*AIM OF THE TASK*:
Quote every line below exactly and skip any picture.

*DATA SHOWN*:
.....

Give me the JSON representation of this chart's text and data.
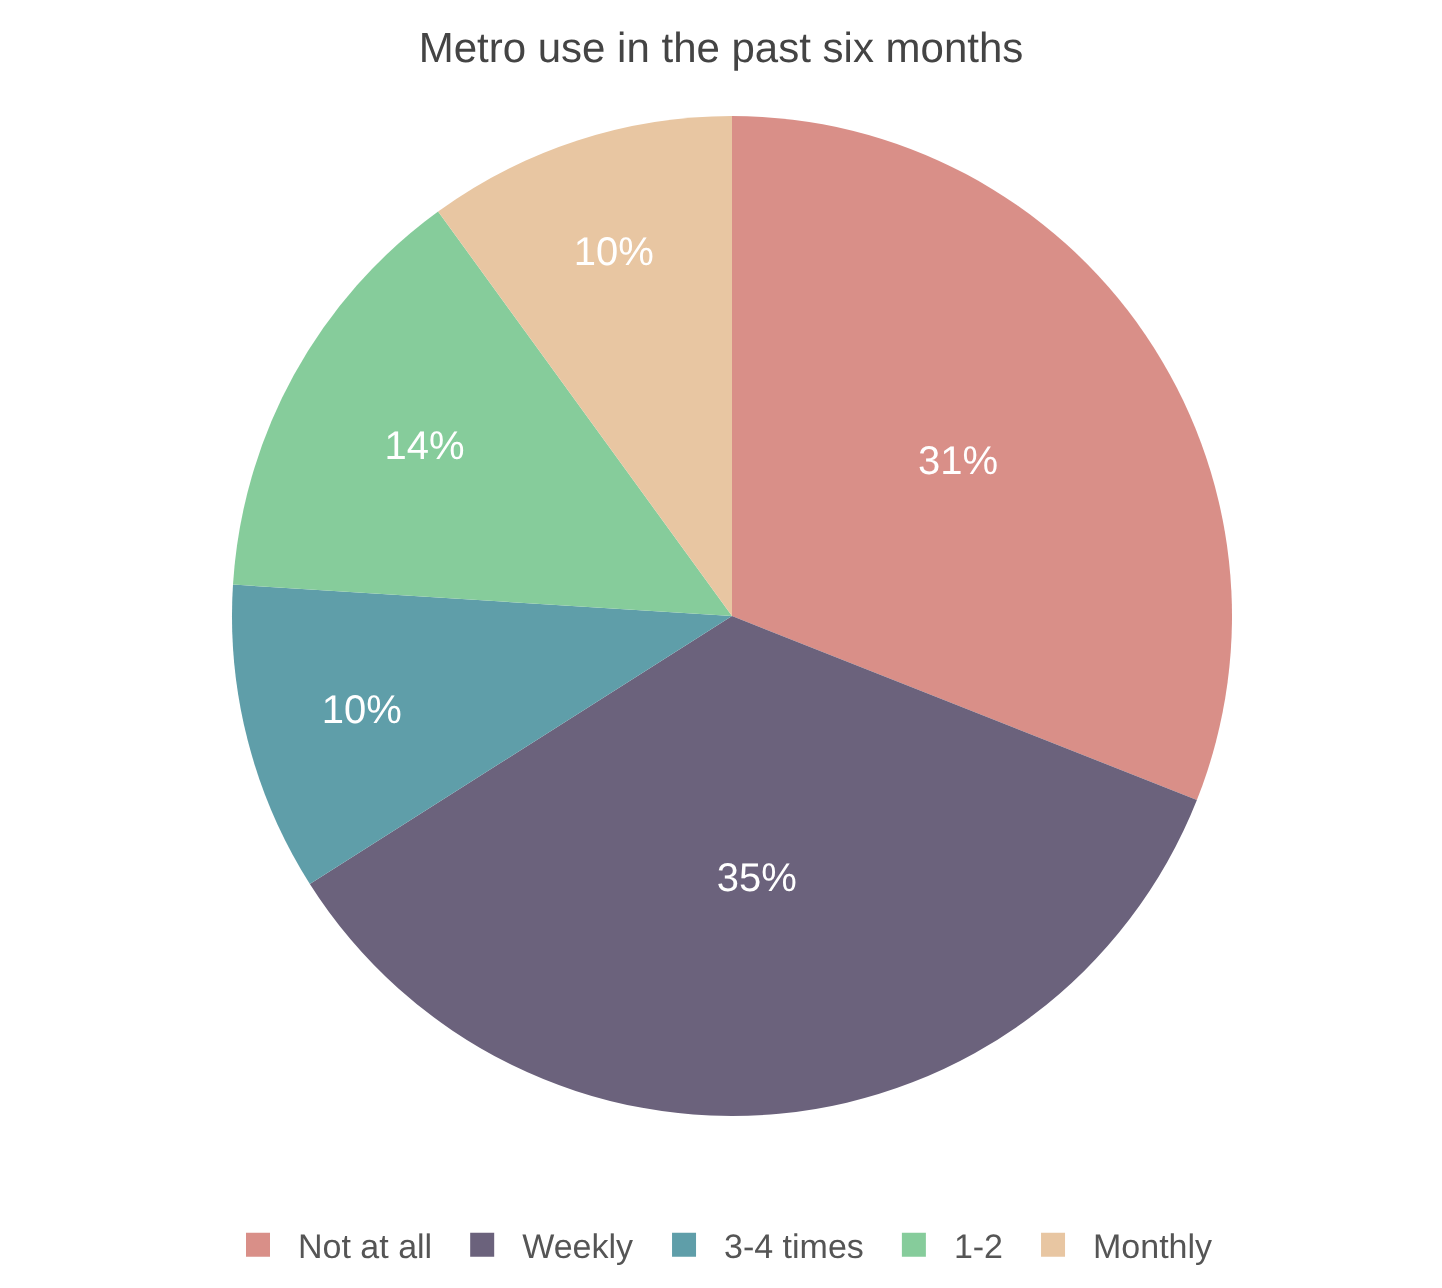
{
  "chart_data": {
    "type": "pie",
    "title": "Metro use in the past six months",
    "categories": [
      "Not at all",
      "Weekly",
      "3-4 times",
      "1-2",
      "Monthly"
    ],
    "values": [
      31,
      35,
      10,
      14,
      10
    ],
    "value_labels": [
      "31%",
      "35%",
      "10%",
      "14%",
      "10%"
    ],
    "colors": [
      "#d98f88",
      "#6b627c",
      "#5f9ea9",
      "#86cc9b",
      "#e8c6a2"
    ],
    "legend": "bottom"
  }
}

.....

*TASK RESULT*:
Give me the JSON representation of this chart's text and data.
{
  "chart_data": {
    "type": "pie",
    "title": "Metro use in the past six months",
    "categories": [
      "Not at all",
      "Weekly",
      "3-4 times",
      "1-2",
      "Monthly"
    ],
    "values": [
      31,
      35,
      10,
      14,
      10
    ],
    "value_labels": [
      "31%",
      "35%",
      "10%",
      "14%",
      "10%"
    ],
    "colors": [
      "#d98f88",
      "#6b627c",
      "#5f9ea9",
      "#86cc9b",
      "#e8c6a2"
    ],
    "legend": "bottom"
  }
}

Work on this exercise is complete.